--- START ---

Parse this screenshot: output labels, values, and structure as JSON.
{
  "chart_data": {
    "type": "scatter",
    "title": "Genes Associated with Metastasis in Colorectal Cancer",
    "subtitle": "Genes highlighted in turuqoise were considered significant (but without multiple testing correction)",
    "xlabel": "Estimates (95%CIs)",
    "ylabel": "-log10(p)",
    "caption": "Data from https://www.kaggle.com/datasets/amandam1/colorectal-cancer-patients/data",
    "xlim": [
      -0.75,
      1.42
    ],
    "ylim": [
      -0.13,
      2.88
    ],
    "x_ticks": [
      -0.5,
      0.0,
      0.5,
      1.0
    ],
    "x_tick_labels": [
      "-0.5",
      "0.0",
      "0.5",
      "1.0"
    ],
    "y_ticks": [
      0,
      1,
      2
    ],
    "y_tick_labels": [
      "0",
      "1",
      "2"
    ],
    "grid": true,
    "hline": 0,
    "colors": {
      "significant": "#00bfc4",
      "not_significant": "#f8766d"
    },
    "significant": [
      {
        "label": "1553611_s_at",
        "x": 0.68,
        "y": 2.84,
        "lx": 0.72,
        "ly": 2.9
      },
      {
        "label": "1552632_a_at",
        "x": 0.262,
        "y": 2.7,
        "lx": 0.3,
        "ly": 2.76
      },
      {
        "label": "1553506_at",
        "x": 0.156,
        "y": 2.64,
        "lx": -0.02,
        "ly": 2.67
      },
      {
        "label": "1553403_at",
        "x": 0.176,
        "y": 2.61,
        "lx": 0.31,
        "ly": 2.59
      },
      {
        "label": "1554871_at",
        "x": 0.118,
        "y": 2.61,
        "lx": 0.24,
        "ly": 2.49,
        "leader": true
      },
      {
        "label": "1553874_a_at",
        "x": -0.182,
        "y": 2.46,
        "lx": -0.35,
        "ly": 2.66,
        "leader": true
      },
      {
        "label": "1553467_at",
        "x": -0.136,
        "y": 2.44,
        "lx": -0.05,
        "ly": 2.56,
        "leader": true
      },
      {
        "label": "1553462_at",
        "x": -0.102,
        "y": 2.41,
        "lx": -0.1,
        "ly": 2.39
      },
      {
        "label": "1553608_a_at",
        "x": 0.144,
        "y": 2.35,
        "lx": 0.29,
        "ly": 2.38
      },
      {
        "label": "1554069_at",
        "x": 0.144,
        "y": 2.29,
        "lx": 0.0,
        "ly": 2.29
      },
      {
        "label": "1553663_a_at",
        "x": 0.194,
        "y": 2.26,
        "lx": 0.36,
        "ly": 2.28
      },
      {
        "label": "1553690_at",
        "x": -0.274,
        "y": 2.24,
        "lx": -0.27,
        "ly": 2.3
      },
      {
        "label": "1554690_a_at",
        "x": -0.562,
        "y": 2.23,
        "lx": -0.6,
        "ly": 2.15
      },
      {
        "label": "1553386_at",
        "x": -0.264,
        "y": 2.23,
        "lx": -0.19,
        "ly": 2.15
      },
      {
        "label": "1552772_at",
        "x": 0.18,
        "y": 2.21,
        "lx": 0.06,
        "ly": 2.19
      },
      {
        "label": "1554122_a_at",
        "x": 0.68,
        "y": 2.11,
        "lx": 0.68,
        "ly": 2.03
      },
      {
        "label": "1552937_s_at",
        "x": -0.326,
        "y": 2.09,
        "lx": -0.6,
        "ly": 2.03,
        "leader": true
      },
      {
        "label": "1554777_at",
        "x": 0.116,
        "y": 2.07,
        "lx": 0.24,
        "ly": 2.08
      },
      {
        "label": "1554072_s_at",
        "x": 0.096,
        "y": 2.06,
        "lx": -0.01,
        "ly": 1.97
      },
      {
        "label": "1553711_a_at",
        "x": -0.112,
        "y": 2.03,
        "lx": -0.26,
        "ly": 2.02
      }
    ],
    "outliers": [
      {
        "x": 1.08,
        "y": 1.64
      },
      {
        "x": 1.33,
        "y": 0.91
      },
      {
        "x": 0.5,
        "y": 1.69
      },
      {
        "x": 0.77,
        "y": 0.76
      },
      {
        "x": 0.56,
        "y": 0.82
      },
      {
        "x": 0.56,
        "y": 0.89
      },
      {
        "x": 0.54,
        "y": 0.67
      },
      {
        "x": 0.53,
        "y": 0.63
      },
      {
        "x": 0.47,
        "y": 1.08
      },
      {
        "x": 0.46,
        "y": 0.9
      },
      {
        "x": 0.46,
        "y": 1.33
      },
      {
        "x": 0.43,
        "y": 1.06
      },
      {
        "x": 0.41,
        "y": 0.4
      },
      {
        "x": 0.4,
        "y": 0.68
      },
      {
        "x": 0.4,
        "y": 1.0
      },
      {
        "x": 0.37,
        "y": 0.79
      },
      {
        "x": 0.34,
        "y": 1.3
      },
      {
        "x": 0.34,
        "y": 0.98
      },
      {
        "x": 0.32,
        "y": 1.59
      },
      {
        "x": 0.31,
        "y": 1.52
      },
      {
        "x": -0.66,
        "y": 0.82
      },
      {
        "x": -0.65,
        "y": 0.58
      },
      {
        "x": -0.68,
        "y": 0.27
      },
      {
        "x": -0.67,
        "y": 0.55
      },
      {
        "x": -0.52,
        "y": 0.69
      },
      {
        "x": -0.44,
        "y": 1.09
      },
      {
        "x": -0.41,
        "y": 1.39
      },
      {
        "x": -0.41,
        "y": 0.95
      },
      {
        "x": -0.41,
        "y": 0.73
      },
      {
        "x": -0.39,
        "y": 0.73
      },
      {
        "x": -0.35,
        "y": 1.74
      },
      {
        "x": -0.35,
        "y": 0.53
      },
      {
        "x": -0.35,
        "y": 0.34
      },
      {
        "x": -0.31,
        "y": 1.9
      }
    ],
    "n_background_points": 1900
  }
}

--- END ---

Copy every entry exactly, missing none.

Parse this screenshot: output labels, values, and structure as JSON.
{
  "chart_data": {
    "type": "scatter",
    "title": "Genes Associated with Metastasis in Colorectal Cancer",
    "subtitle": "Genes highlighted in turuqoise were considered significant (but without multiple testing correction)",
    "xlabel": "Estimates (95%CIs)",
    "ylabel": "-log10(p)",
    "caption": "Data from https://www.kaggle.com/datasets/amandam1/colorectal-cancer-patients/data",
    "xlim": [
      -0.75,
      1.42
    ],
    "ylim": [
      -0.13,
      2.88
    ],
    "x_ticks": [
      -0.5,
      0.0,
      0.5,
      1.0
    ],
    "x_tick_labels": [
      "-0.5",
      "0.0",
      "0.5",
      "1.0"
    ],
    "y_ticks": [
      0,
      1,
      2
    ],
    "y_tick_labels": [
      "0",
      "1",
      "2"
    ],
    "grid": true,
    "hline": 0,
    "colors": {
      "significant": "#00bfc4",
      "not_significant": "#f8766d"
    },
    "significant": [
      {
        "label": "1553611_s_at",
        "x": 0.68,
        "y": 2.84,
        "lx": 0.72,
        "ly": 2.9
      },
      {
        "label": "1552632_a_at",
        "x": 0.262,
        "y": 2.7,
        "lx": 0.3,
        "ly": 2.76
      },
      {
        "label": "1553506_at",
        "x": 0.156,
        "y": 2.64,
        "lx": -0.02,
        "ly": 2.67
      },
      {
        "label": "1553403_at",
        "x": 0.176,
        "y": 2.61,
        "lx": 0.31,
        "ly": 2.59
      },
      {
        "label": "1554871_at",
        "x": 0.118,
        "y": 2.61,
        "lx": 0.24,
        "ly": 2.49,
        "leader": true
      },
      {
        "label": "1553874_a_at",
        "x": -0.182,
        "y": 2.46,
        "lx": -0.35,
        "ly": 2.66,
        "leader": true
      },
      {
        "label": "1553467_at",
        "x": -0.136,
        "y": 2.44,
        "lx": -0.05,
        "ly": 2.56,
        "leader": true
      },
      {
        "label": "1553462_at",
        "x": -0.102,
        "y": 2.41,
        "lx": -0.1,
        "ly": 2.39
      },
      {
        "label": "1553608_a_at",
        "x": 0.144,
        "y": 2.35,
        "lx": 0.29,
        "ly": 2.38
      },
      {
        "label": "1554069_at",
        "x": 0.144,
        "y": 2.29,
        "lx": 0.0,
        "ly": 2.29
      },
      {
        "label": "1553663_a_at",
        "x": 0.194,
        "y": 2.26,
        "lx": 0.36,
        "ly": 2.28
      },
      {
        "label": "1553690_at",
        "x": -0.274,
        "y": 2.24,
        "lx": -0.27,
        "ly": 2.3
      },
      {
        "label": "1554690_a_at",
        "x": -0.562,
        "y": 2.23,
        "lx": -0.6,
        "ly": 2.15
      },
      {
        "label": "1553386_at",
        "x": -0.264,
        "y": 2.23,
        "lx": -0.19,
        "ly": 2.15
      },
      {
        "label": "1552772_at",
        "x": 0.18,
        "y": 2.21,
        "lx": 0.06,
        "ly": 2.19
      },
      {
        "label": "1554122_a_at",
        "x": 0.68,
        "y": 2.11,
        "lx": 0.68,
        "ly": 2.03
      },
      {
        "label": "1552937_s_at",
        "x": -0.326,
        "y": 2.09,
        "lx": -0.6,
        "ly": 2.03,
        "leader": true
      },
      {
        "label": "1554777_at",
        "x": 0.116,
        "y": 2.07,
        "lx": 0.24,
        "ly": 2.08
      },
      {
        "label": "1554072_s_at",
        "x": 0.096,
        "y": 2.06,
        "lx": -0.01,
        "ly": 1.97
      },
      {
        "label": "1553711_a_at",
        "x": -0.112,
        "y": 2.03,
        "lx": -0.26,
        "ly": 2.02
      }
    ],
    "outliers": [
      {
        "x": 1.08,
        "y": 1.64
      },
      {
        "x": 1.33,
        "y": 0.91
      },
      {
        "x": 0.5,
        "y": 1.69
      },
      {
        "x": 0.77,
        "y": 0.76
      },
      {
        "x": 0.56,
        "y": 0.82
      },
      {
        "x": 0.56,
        "y": 0.89
      },
      {
        "x": 0.54,
        "y": 0.67
      },
      {
        "x": 0.53,
        "y": 0.63
      },
      {
        "x": 0.47,
        "y": 1.08
      },
      {
        "x": 0.46,
        "y": 0.9
      },
      {
        "x": 0.46,
        "y": 1.33
      },
      {
        "x": 0.43,
        "y": 1.06
      },
      {
        "x": 0.41,
        "y": 0.4
      },
      {
        "x": 0.4,
        "y": 0.68
      },
      {
        "x": 0.4,
        "y": 1.0
      },
      {
        "x": 0.37,
        "y": 0.79
      },
      {
        "x": 0.34,
        "y": 1.3
      },
      {
        "x": 0.34,
        "y": 0.98
      },
      {
        "x": 0.32,
        "y": 1.59
      },
      {
        "x": 0.31,
        "y": 1.52
      },
      {
        "x": -0.66,
        "y": 0.82
      },
      {
        "x": -0.65,
        "y": 0.58
      },
      {
        "x": -0.68,
        "y": 0.27
      },
      {
        "x": -0.67,
        "y": 0.55
      },
      {
        "x": -0.52,
        "y": 0.69
      },
      {
        "x": -0.44,
        "y": 1.09
      },
      {
        "x": -0.41,
        "y": 1.39
      },
      {
        "x": -0.41,
        "y": 0.95
      },
      {
        "x": -0.41,
        "y": 0.73
      },
      {
        "x": -0.39,
        "y": 0.73
      },
      {
        "x": -0.35,
        "y": 1.74
      },
      {
        "x": -0.35,
        "y": 0.53
      },
      {
        "x": -0.35,
        "y": 0.34
      },
      {
        "x": -0.31,
        "y": 1.9
      }
    ],
    "n_background_points": 1900
  }
}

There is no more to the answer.